[STATED EXERCISE] Locate and copy each line in the data that contains the word "használatra".

[RECORDS PROVIDED]
──────────

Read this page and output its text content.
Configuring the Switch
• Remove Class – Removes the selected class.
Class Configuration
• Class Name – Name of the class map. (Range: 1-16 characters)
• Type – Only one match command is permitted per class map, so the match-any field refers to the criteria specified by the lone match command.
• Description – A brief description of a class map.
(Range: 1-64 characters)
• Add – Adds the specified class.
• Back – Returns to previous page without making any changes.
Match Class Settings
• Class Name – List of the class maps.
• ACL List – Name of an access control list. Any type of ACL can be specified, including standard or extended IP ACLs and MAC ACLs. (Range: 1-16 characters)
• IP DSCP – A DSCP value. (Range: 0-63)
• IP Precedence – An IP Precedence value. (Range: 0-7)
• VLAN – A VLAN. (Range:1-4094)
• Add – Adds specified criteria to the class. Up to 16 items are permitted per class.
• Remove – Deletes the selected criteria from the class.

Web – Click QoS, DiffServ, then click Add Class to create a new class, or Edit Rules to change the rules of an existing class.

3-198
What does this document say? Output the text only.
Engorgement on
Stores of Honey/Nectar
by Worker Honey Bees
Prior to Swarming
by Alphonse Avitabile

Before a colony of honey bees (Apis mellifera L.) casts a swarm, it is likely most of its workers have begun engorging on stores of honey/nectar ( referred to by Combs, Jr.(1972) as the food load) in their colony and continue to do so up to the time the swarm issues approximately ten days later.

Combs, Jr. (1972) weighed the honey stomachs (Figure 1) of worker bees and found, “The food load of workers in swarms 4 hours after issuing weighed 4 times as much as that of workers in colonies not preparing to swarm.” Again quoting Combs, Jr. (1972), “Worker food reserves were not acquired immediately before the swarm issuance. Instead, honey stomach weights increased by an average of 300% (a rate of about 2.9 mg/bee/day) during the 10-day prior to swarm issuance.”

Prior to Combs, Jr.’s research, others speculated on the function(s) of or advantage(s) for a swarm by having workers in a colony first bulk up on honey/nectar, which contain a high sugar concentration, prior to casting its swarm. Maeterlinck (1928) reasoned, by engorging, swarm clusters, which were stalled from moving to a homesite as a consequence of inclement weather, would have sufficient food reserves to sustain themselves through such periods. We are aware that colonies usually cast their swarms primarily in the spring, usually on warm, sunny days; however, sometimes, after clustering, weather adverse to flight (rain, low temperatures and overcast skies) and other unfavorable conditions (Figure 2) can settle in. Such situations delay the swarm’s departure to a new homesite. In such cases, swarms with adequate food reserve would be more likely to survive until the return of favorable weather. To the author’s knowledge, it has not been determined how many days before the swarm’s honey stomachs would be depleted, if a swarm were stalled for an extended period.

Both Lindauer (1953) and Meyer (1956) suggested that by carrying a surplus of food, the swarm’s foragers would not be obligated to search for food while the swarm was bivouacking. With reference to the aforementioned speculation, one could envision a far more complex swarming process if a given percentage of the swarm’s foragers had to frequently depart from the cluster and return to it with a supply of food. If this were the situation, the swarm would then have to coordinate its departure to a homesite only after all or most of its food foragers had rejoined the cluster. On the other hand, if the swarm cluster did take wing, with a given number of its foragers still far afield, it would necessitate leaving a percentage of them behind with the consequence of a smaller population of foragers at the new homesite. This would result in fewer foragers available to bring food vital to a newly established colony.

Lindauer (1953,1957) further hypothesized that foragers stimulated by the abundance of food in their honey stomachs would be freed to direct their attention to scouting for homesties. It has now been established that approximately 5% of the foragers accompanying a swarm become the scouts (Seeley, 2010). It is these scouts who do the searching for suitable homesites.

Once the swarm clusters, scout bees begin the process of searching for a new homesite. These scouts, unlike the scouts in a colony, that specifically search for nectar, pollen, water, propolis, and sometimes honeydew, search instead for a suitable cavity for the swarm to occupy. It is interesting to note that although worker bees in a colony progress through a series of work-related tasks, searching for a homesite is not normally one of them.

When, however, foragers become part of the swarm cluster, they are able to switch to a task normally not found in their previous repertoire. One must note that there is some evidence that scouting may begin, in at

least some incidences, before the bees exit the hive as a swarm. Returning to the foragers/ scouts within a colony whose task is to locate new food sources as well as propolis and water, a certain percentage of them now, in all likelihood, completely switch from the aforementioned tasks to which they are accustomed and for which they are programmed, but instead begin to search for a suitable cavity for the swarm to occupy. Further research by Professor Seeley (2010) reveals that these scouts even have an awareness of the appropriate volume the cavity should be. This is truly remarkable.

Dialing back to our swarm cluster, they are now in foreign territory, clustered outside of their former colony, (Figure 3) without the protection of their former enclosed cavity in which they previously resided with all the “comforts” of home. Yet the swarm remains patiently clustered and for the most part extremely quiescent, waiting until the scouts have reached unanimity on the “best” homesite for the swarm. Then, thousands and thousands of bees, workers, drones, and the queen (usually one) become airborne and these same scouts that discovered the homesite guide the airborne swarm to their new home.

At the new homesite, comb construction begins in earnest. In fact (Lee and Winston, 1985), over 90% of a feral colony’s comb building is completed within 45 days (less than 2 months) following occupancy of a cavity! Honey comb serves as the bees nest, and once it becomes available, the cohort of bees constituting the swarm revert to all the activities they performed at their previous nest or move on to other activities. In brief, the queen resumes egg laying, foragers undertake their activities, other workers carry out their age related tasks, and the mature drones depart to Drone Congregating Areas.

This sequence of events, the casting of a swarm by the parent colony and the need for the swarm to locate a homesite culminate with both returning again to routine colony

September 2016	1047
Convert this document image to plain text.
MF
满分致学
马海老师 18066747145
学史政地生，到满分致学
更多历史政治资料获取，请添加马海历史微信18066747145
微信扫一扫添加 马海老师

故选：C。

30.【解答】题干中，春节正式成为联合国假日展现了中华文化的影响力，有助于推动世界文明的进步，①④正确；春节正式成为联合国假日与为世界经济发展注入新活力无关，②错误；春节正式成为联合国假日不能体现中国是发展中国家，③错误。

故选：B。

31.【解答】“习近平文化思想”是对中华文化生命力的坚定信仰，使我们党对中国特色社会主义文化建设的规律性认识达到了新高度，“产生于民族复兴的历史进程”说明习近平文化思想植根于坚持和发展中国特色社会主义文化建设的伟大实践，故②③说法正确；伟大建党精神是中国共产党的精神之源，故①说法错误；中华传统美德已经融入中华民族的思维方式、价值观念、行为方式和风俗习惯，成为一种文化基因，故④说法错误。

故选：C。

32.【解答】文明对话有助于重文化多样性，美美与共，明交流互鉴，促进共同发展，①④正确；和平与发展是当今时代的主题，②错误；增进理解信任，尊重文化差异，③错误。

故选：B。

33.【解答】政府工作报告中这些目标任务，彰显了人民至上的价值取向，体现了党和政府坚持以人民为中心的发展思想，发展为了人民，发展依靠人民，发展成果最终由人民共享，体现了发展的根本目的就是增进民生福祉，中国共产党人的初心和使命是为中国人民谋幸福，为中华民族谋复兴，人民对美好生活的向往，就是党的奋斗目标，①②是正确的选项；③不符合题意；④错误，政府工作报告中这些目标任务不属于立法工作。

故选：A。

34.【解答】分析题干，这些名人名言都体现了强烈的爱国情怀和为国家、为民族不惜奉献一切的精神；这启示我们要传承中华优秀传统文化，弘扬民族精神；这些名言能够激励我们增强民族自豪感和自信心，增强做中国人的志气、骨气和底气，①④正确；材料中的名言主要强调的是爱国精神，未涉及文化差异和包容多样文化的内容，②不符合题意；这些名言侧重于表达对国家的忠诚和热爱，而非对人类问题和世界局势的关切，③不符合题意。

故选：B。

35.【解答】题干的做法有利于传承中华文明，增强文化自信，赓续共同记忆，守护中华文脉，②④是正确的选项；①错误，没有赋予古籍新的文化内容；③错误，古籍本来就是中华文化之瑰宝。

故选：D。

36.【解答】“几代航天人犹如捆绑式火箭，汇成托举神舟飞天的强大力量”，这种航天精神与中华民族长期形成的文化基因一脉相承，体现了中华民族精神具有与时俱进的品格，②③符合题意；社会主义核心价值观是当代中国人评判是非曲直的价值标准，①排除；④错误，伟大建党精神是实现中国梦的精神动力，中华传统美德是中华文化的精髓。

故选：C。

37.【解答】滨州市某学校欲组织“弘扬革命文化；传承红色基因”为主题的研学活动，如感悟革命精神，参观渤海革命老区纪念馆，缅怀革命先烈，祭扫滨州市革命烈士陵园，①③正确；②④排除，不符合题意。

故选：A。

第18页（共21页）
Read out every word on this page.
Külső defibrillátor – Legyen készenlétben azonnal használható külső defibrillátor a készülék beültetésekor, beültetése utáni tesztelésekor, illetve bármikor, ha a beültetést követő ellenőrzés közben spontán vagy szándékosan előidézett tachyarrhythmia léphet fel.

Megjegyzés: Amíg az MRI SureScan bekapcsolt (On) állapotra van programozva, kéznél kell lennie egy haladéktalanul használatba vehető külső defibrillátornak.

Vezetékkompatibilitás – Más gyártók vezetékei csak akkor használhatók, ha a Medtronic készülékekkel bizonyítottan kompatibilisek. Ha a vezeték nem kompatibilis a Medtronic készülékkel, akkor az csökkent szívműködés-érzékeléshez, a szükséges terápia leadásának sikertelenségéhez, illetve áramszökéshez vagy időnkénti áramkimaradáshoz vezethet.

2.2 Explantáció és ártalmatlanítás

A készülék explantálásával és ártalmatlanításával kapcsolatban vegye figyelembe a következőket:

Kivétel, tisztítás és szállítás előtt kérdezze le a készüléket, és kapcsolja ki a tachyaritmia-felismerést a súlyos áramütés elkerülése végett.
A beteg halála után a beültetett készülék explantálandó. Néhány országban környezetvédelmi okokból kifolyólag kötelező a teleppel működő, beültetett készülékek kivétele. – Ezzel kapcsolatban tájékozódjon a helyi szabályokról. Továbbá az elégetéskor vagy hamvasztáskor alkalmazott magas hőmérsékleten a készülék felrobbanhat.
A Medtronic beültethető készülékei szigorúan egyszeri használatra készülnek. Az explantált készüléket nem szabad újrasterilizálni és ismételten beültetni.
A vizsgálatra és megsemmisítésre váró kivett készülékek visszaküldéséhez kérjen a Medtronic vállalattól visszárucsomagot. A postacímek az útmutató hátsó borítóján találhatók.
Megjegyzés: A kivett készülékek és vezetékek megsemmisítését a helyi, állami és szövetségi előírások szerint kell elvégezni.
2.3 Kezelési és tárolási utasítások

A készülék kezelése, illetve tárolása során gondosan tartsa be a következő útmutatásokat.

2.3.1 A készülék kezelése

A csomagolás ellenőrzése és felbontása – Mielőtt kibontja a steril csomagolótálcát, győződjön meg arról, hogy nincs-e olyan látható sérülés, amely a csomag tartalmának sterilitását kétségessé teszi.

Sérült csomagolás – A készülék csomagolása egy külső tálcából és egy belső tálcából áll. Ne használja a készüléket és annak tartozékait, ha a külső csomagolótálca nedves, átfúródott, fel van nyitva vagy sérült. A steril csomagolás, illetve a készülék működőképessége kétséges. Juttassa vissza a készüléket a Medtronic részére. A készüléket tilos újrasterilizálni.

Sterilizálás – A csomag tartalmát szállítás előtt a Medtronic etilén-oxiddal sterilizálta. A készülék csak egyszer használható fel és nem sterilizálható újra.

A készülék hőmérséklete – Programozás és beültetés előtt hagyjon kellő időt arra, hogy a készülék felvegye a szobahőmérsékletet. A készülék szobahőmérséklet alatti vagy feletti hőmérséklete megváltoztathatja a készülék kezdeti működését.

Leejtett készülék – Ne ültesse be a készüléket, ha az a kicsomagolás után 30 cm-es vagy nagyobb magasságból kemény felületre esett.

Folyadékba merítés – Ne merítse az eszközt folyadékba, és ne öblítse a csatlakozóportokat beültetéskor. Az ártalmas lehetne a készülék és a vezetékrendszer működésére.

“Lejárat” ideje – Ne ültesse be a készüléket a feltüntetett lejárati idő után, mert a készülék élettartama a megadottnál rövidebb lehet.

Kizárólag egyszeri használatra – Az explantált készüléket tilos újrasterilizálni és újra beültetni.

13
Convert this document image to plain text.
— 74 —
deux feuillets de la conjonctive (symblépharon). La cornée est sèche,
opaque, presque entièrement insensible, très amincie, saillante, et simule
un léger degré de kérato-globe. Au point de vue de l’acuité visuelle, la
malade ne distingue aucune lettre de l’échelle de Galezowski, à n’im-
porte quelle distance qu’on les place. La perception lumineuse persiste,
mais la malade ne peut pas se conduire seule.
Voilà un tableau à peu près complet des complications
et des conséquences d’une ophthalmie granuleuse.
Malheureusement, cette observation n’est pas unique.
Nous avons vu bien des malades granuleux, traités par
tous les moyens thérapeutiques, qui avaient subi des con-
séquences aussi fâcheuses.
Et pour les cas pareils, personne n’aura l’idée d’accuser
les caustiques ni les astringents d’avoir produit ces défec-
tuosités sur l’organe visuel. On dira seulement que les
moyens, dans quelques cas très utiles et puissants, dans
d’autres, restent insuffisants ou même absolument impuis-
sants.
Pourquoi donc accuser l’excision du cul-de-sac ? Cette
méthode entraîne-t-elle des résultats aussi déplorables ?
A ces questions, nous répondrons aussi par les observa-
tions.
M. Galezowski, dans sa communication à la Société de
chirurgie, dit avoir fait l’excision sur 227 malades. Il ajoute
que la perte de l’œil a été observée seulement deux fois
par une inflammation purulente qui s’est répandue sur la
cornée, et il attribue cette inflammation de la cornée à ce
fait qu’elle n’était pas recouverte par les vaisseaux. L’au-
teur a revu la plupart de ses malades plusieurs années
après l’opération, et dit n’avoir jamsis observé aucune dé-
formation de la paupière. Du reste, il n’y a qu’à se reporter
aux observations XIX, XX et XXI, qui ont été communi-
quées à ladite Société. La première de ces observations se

──────────

[ANSWER TO THE EXERCISE]
A Medtronic beültethető készülékei szigorúan egyszeri használatra készülnek. Az explantált készüléket nem szabad újrasterilizálni és ismételten beültetni.
Kizárólag egyszeri használatra – Az explantált készüléket tilos újrasterilizálni és újra beültetni.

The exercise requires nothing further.